Items from a dataset
— BEGIN —
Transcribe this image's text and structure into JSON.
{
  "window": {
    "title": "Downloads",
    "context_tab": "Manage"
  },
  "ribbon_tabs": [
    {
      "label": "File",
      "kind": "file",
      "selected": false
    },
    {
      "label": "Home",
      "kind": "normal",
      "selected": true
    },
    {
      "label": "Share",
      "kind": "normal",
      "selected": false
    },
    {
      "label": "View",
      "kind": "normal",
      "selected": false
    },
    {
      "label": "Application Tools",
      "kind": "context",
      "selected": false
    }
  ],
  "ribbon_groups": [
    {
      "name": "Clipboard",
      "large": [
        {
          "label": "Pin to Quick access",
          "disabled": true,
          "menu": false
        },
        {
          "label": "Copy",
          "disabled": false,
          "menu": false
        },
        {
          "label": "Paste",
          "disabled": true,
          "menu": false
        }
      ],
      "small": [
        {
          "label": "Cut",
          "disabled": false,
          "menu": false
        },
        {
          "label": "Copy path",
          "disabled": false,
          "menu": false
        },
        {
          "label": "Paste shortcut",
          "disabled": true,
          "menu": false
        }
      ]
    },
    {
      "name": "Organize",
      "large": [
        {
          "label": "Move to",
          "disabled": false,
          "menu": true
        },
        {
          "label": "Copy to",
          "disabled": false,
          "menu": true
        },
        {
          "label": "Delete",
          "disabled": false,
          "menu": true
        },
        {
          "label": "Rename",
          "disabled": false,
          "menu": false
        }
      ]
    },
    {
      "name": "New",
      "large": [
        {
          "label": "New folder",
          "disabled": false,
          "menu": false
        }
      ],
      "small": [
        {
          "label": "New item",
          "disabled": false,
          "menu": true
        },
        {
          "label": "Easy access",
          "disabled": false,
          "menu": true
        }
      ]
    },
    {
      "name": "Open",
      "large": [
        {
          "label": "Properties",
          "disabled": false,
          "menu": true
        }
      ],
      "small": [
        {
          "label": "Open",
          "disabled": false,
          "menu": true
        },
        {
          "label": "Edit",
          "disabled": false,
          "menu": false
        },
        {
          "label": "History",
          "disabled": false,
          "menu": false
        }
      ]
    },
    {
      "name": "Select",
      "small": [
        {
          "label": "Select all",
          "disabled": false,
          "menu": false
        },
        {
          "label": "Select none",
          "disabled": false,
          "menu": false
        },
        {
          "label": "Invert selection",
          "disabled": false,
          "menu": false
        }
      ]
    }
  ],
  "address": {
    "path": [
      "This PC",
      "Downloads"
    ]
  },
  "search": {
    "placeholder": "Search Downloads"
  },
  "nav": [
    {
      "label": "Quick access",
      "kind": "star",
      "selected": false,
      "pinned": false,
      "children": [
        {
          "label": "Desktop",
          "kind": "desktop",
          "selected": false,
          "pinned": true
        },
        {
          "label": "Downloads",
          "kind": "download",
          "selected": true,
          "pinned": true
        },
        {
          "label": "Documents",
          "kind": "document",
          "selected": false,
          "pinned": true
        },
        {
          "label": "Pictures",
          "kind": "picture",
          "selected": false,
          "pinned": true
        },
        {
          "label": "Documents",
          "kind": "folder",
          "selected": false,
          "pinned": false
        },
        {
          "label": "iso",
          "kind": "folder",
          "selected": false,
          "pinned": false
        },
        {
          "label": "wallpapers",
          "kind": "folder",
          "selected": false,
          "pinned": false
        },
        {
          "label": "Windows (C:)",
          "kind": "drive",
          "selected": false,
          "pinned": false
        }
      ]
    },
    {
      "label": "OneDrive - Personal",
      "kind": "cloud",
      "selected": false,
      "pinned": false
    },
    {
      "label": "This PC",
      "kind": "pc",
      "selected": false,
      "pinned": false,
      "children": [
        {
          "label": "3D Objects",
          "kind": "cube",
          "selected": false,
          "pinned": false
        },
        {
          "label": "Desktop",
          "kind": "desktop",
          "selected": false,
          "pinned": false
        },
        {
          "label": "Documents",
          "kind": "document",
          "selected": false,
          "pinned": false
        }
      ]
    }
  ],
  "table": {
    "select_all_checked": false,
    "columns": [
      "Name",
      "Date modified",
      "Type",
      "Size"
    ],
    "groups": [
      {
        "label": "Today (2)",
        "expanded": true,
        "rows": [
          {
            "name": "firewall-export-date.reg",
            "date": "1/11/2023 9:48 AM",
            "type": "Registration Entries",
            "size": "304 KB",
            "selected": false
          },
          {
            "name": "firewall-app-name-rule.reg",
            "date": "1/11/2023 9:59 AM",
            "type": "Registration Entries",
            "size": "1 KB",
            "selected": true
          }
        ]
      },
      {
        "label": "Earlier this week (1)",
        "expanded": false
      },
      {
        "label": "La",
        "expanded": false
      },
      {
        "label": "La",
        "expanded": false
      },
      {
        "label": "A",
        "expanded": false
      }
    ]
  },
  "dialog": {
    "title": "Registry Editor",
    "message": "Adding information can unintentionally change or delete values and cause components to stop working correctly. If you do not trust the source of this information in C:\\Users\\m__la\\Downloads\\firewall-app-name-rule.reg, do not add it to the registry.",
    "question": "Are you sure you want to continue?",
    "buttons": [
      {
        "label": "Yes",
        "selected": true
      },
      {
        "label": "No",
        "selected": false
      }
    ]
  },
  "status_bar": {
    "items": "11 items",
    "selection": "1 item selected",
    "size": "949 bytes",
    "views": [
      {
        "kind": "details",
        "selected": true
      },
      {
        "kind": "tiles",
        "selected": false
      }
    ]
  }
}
— END —
== Work to do ==
Output the listing above exactly as it appears.

== Problem solution ==
Transcribe this image's text and structure into JSON.
{
  "window": {
    "title": "Downloads",
    "context_tab": "Manage"
  },
  "ribbon_tabs": [
    {
      "label": "File",
      "kind": "file",
      "selected": false
    },
    {
      "label": "Home",
      "kind": "normal",
      "selected": true
    },
    {
      "label": "Share",
      "kind": "normal",
      "selected": false
    },
    {
      "label": "View",
      "kind": "normal",
      "selected": false
    },
    {
      "label": "Application Tools",
      "kind": "context",
      "selected": false
    }
  ],
  "ribbon_groups": [
    {
      "name": "Clipboard",
      "large": [
        {
          "label": "Pin to Quick access",
          "disabled": true,
          "menu": false
        },
        {
          "label": "Copy",
          "disabled": false,
          "menu": false
        },
        {
          "label": "Paste",
          "disabled": true,
          "menu": false
        }
      ],
      "small": [
        {
          "label": "Cut",
          "disabled": false,
          "menu": false
        },
        {
          "label": "Copy path",
          "disabled": false,
          "menu": false
        },
        {
          "label": "Paste shortcut",
          "disabled": true,
          "menu": false
        }
      ]
    },
    {
      "name": "Organize",
      "large": [
        {
          "label": "Move to",
          "disabled": false,
          "menu": true
        },
        {
          "label": "Copy to",
          "disabled": false,
          "menu": true
        },
        {
          "label": "Delete",
          "disabled": false,
          "menu": true
        },
        {
          "label": "Rename",
          "disabled": false,
          "menu": false
        }
      ]
    },
    {
      "name": "New",
      "large": [
        {
          "label": "New folder",
          "disabled": false,
          "menu": false
        }
      ],
      "small": [
        {
          "label": "New item",
          "disabled": false,
          "menu": true
        },
        {
          "label": "Easy access",
          "disabled": false,
          "menu": true
        }
      ]
    },
    {
      "name": "Open",
      "large": [
        {
          "label": "Properties",
          "disabled": false,
          "menu": true
        }
      ],
      "small": [
        {
          "label": "Open",
          "disabled": false,
          "menu": true
        },
        {
          "label": "Edit",
          "disabled": false,
          "menu": false
        },
        {
          "label": "History",
          "disabled": false,
          "menu": false
        }
      ]
    },
    {
      "name": "Select",
      "small": [
        {
          "label": "Select all",
          "disabled": false,
          "menu": false
        },
        {
          "label": "Select none",
          "disabled": false,
          "menu": false
        },
        {
          "label": "Invert selection",
          "disabled": false,
          "menu": false
        }
      ]
    }
  ],
  "address": {
    "path": [
      "This PC",
      "Downloads"
    ]
  },
  "search": {
    "placeholder": "Search Downloads"
  },
  "nav": [
    {
      "label": "Quick access",
      "kind": "star",
      "selected": false,
      "pinned": false,
      "children": [
        {
          "label": "Desktop",
          "kind": "desktop",
          "selected": false,
          "pinned": true
        },
        {
          "label": "Downloads",
          "kind": "download",
          "selected": true,
          "pinned": true
        },
        {
          "label": "Documents",
          "kind": "document",
          "selected": false,
          "pinned": true
        },
        {
          "label": "Pictures",
          "kind": "picture",
          "selected": false,
          "pinned": true
        },
        {
          "label": "Documents",
          "kind": "folder",
          "selected": false,
          "pinned": false
        },
        {
          "label": "iso",
          "kind": "folder",
          "selected": false,
          "pinned": false
        },
        {
          "label": "wallpapers",
          "kind": "folder",
          "selected": false,
          "pinned": false
        },
        {
          "label": "Windows (C:)",
          "kind": "drive",
          "selected": false,
          "pinned": false
        }
      ]
    },
    {
      "label": "OneDrive - Personal",
      "kind": "cloud",
      "selected": false,
      "pinned": false
    },
    {
      "label": "This PC",
      "kind": "pc",
      "selected": false,
      "pinned": false,
      "children": [
        {
          "label": "3D Objects",
          "kind": "cube",
          "selected": false,
          "pinned": false
        },
        {
          "label": "Desktop",
          "kind": "desktop",
          "selected": false,
          "pinned": false
        },
        {
          "label": "Documents",
          "kind": "document",
          "selected": false,
          "pinned": false
        }
      ]
    }
  ],
  "table": {
    "select_all_checked": false,
    "columns": [
      "Name",
      "Date modified",
      "Type",
      "Size"
    ],
    "groups": [
      {
        "label": "Today (2)",
        "expanded": true,
        "rows": [
          {
            "name": "firewall-export-date.reg",
            "date": "1/11/2023 9:48 AM",
            "type": "Registration Entries",
            "size": "304 KB",
            "selected": false
          },
          {
            "name": "firewall-app-name-rule.reg",
            "date": "1/11/2023 9:59 AM",
            "type": "Registration Entries",
            "size": "1 KB",
            "selected": true
          }
        ]
      },
      {
        "label": "Earlier this week (1)",
        "expanded": false
      },
      {
        "label": "La",
        "expanded": false
      },
      {
        "label": "La",
        "expanded": false
      },
      {
        "label": "A",
        "expanded": false
      }
    ]
  },
  "dialog": {
    "title": "Registry Editor",
    "message": "Adding information can unintentionally change or delete values and cause components to stop working correctly. If you do not trust the source of this information in C:\\Users\\m__la\\Downloads\\firewall-app-name-rule.reg, do not add it to the registry.",
    "question": "Are you sure you want to continue?",
    "buttons": [
      {
        "label": "Yes",
        "selected": true
      },
      {
        "label": "No",
        "selected": false
      }
    ]
  },
  "status_bar": {
    "items": "11 items",
    "selection": "1 item selected",
    "size": "949 bytes",
    "views": [
      {
        "kind": "details",
        "selected": true
      },
      {
        "kind": "tiles",
        "selected": false
      }
    ]
  }
}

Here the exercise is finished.